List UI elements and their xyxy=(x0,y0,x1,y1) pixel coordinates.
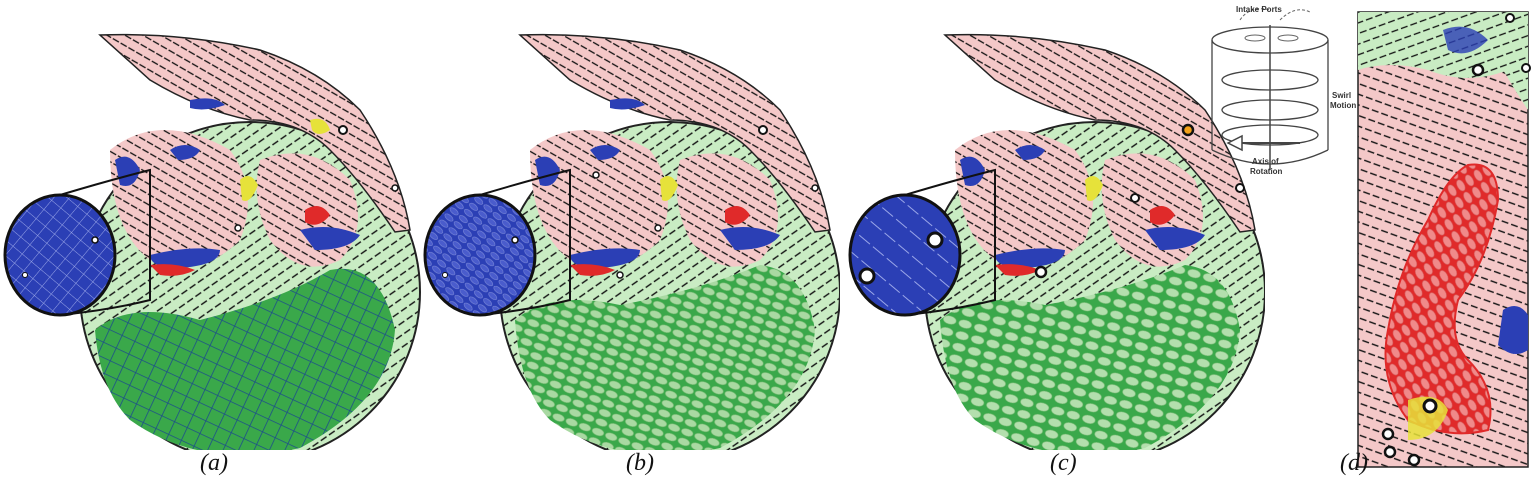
axis-label-line1: Axis of xyxy=(1252,157,1279,166)
swirl-label-line2: Motion xyxy=(1330,101,1356,110)
panel-c xyxy=(845,0,1265,450)
panel-d xyxy=(1348,0,1538,470)
caption-d: (d) xyxy=(1340,450,1368,476)
swirl-schematic-diagram: Intake Ports Swirl Motion Axis of Rotati… xyxy=(1211,5,1356,176)
panel-a-visualization xyxy=(3,33,421,450)
panel-b xyxy=(420,0,840,450)
panel-d-visualization xyxy=(1357,11,1531,468)
panel-b-visualization xyxy=(423,33,840,450)
axis-label-line2: Rotation xyxy=(1250,167,1283,176)
caption-a: (a) xyxy=(200,450,228,476)
panel-c-visualization xyxy=(848,33,1265,450)
intake-ports-label: Intake Ports xyxy=(1236,5,1282,14)
swirl-label-line1: Swirl xyxy=(1332,91,1351,100)
caption-b: (b) xyxy=(626,450,654,476)
caption-c: (c) xyxy=(1050,450,1077,476)
swirl-schematic: Intake Ports Swirl Motion Axis of Rotati… xyxy=(1200,0,1360,190)
panel-a xyxy=(0,0,430,450)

______________________________

Select each line of the listing above that contains the string "Motion". Matching is case-sensitive.

REPLY -
swirl-label-line2: Motion xyxy=(1330,101,1356,110)
swirl-schematic-diagram: Intake Ports Swirl Motion Axis of Rotati… xyxy=(1211,5,1356,176)
swirl-schematic: Intake Ports Swirl Motion Axis of Rotati… xyxy=(1200,0,1360,190)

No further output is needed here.